• **What you should do**
Exclude the pictures; give every entry again exactly as written.

---------- Input data

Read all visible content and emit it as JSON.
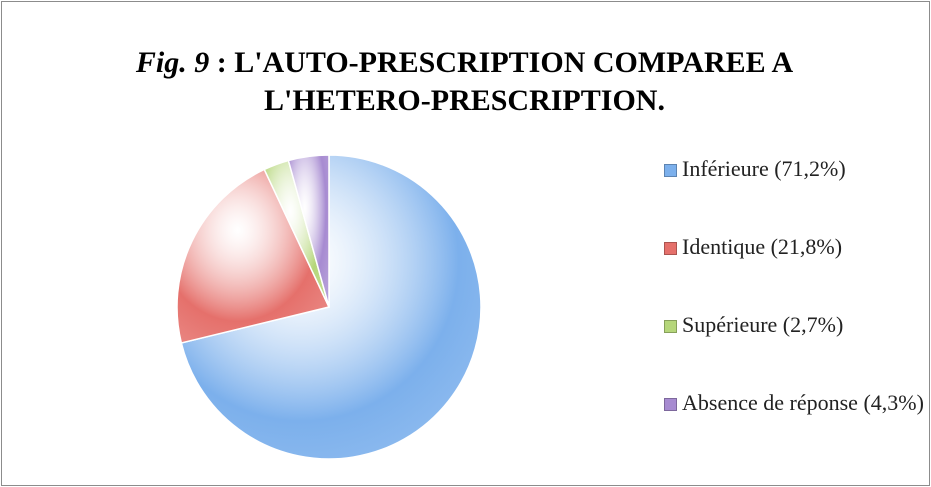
{
  "chart_data": {
    "type": "pie",
    "title": {
      "italic": "Fig. 9",
      "text": ": L'AUTO-PRESCRIPTION COMPAREE A L'HETERO-PRESCRIPTION."
    },
    "categories": [
      "Inférieure",
      "Identique",
      "Supérieure",
      "Absence de réponse"
    ],
    "values": [
      71.2,
      21.8,
      2.7,
      4.3
    ],
    "value_labels": [
      "(71,2%)",
      "(21,8%)",
      "(2,7%)",
      "(4,3%)"
    ],
    "colors": [
      "#7cb0ec",
      "#e5706b",
      "#b5d67a",
      "#a78bd1"
    ],
    "legend": "right"
  }
}
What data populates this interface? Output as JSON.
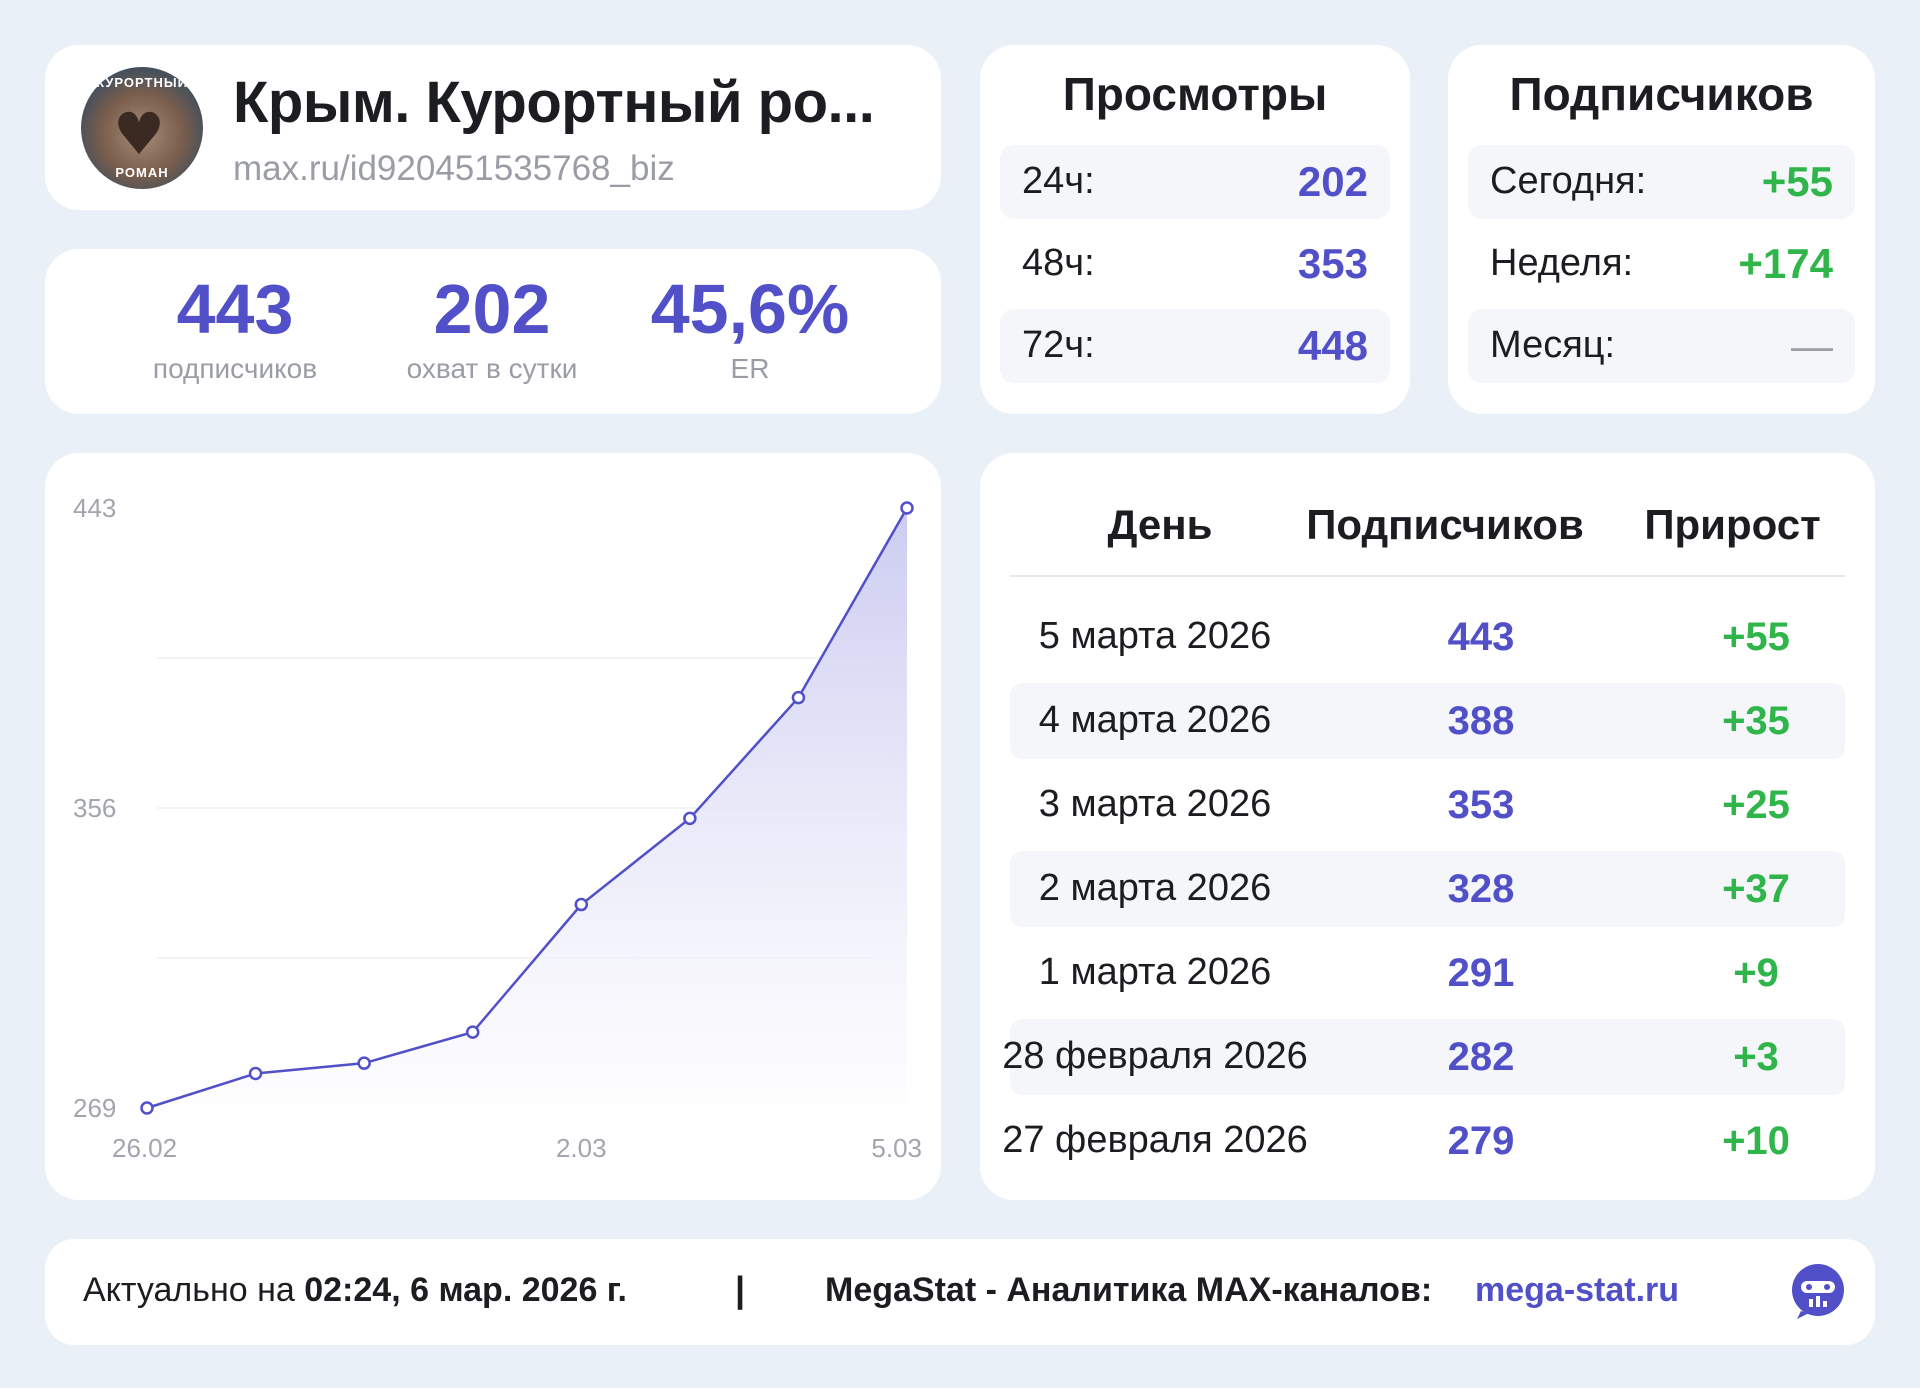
{
  "profile": {
    "title": "Крым. Курортный ро...",
    "url": "max.ru/id920451535768_biz",
    "avatar_text_top": "КУРОРТНЫЙ",
    "avatar_text_bottom": "РОМАН"
  },
  "stats": [
    {
      "value": "443",
      "label": "подписчиков"
    },
    {
      "value": "202",
      "label": "охват в сутки"
    },
    {
      "value": "45,6%",
      "label": "ER"
    }
  ],
  "views": {
    "title": "Просмотры",
    "rows": [
      {
        "label": "24ч:",
        "value": "202"
      },
      {
        "label": "48ч:",
        "value": "353"
      },
      {
        "label": "72ч:",
        "value": "448"
      }
    ]
  },
  "subs": {
    "title": "Подписчиков",
    "rows": [
      {
        "label": "Сегодня:",
        "value": "+55"
      },
      {
        "label": "Неделя:",
        "value": "+174"
      },
      {
        "label": "Месяц:",
        "value": "—"
      }
    ]
  },
  "chart_data": {
    "type": "area",
    "x": [
      "26.02",
      "27.02",
      "28.02",
      "1.03",
      "2.03",
      "3.03",
      "4.03",
      "5.03"
    ],
    "values": [
      269,
      279,
      282,
      291,
      328,
      353,
      388,
      443
    ],
    "ylim": [
      269,
      443
    ],
    "y_ticks": [
      "443",
      "356",
      "269"
    ],
    "x_tick_labels": [
      "26.02",
      "2.03",
      "5.03"
    ],
    "grid": true,
    "colors": {
      "line": "#5250c8",
      "fill_top": "#c9c9f0",
      "fill_bottom": "#ffffff"
    }
  },
  "table": {
    "headers": [
      "День",
      "Подписчиков",
      "Прирост"
    ],
    "rows": [
      {
        "day": "5 марта 2026",
        "subs": "443",
        "delta": "+55"
      },
      {
        "day": "4 марта 2026",
        "subs": "388",
        "delta": "+35"
      },
      {
        "day": "3 марта 2026",
        "subs": "353",
        "delta": "+25"
      },
      {
        "day": "2 марта 2026",
        "subs": "328",
        "delta": "+37"
      },
      {
        "day": "1 марта 2026",
        "subs": "291",
        "delta": "+9"
      },
      {
        "day": "28 февраля 2026",
        "subs": "282",
        "delta": "+3"
      },
      {
        "day": "27 февраля 2026",
        "subs": "279",
        "delta": "+10"
      }
    ]
  },
  "footer": {
    "prefix": "Актуально на ",
    "timestamp": "02:24, 6 мар. 2026 г.",
    "separator": "|",
    "brand": "MegaStat - Аналитика MAX-каналов:",
    "link": "mega-stat.ru"
  },
  "colors": {
    "accent": "#5250c8",
    "positive": "#2fb54a",
    "background": "#eaf0f8"
  }
}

--------------------

• **Written response**
Read all visible content and emit it as JSON.
{
  "chart_data": {
    "type": "pie",
    "title": {
      "italic": "Fig. 9",
      "text": ": L'AUTO-PRESCRIPTION COMPAREE A L'HETERO-PRESCRIPTION."
    },
    "categories": [
      "Inférieure",
      "Identique",
      "Supérieure",
      "Absence de réponse"
    ],
    "values": [
      71.2,
      21.8,
      2.7,
      4.3
    ],
    "value_labels": [
      "(71,2%)",
      "(21,8%)",
      "(2,7%)",
      "(4,3%)"
    ],
    "colors": [
      "#7cb0ec",
      "#e5706b",
      "#b5d67a",
      "#a78bd1"
    ],
    "legend": "right"
  }
}
What data populates this interface? Output as JSON.
{
  "profile": {
    "title": "Крым. Курортный ро...",
    "url": "max.ru/id920451535768_biz",
    "avatar_text_top": "КУРОРТНЫЙ",
    "avatar_text_bottom": "РОМАН"
  },
  "stats": [
    {
      "value": "443",
      "label": "подписчиков"
    },
    {
      "value": "202",
      "label": "охват в сутки"
    },
    {
      "value": "45,6%",
      "label": "ER"
    }
  ],
  "views": {
    "title": "Просмотры",
    "rows": [
      {
        "label": "24ч:",
        "value": "202"
      },
      {
        "label": "48ч:",
        "value": "353"
      },
      {
        "label": "72ч:",
        "value": "448"
      }
    ]
  },
  "subs": {
    "title": "Подписчиков",
    "rows": [
      {
        "label": "Сегодня:",
        "value": "+55"
      },
      {
        "label": "Неделя:",
        "value": "+174"
      },
      {
        "label": "Месяц:",
        "value": "—"
      }
    ]
  },
  "chart_data": {
    "type": "area",
    "x": [
      "26.02",
      "27.02",
      "28.02",
      "1.03",
      "2.03",
      "3.03",
      "4.03",
      "5.03"
    ],
    "values": [
      269,
      279,
      282,
      291,
      328,
      353,
      388,
      443
    ],
    "ylim": [
      269,
      443
    ],
    "y_ticks": [
      "443",
      "356",
      "269"
    ],
    "x_tick_labels": [
      "26.02",
      "2.03",
      "5.03"
    ],
    "grid": true,
    "colors": {
      "line": "#5250c8",
      "fill_top": "#c9c9f0",
      "fill_bottom": "#ffffff"
    }
  },
  "table": {
    "headers": [
      "День",
      "Подписчиков",
      "Прирост"
    ],
    "rows": [
      {
        "day": "5 марта 2026",
        "subs": "443",
        "delta": "+55"
      },
      {
        "day": "4 марта 2026",
        "subs": "388",
        "delta": "+35"
      },
      {
        "day": "3 марта 2026",
        "subs": "353",
        "delta": "+25"
      },
      {
        "day": "2 марта 2026",
        "subs": "328",
        "delta": "+37"
      },
      {
        "day": "1 марта 2026",
        "subs": "291",
        "delta": "+9"
      },
      {
        "day": "28 февраля 2026",
        "subs": "282",
        "delta": "+3"
      },
      {
        "day": "27 февраля 2026",
        "subs": "279",
        "delta": "+10"
      }
    ]
  },
  "footer": {
    "prefix": "Актуально на ",
    "timestamp": "02:24, 6 мар. 2026 г.",
    "separator": "|",
    "brand": "MegaStat - Аналитика MAX-каналов:",
    "link": "mega-stat.ru"
  },
  "colors": {
    "accent": "#5250c8",
    "positive": "#2fb54a",
    "background": "#eaf0f8"
  }
}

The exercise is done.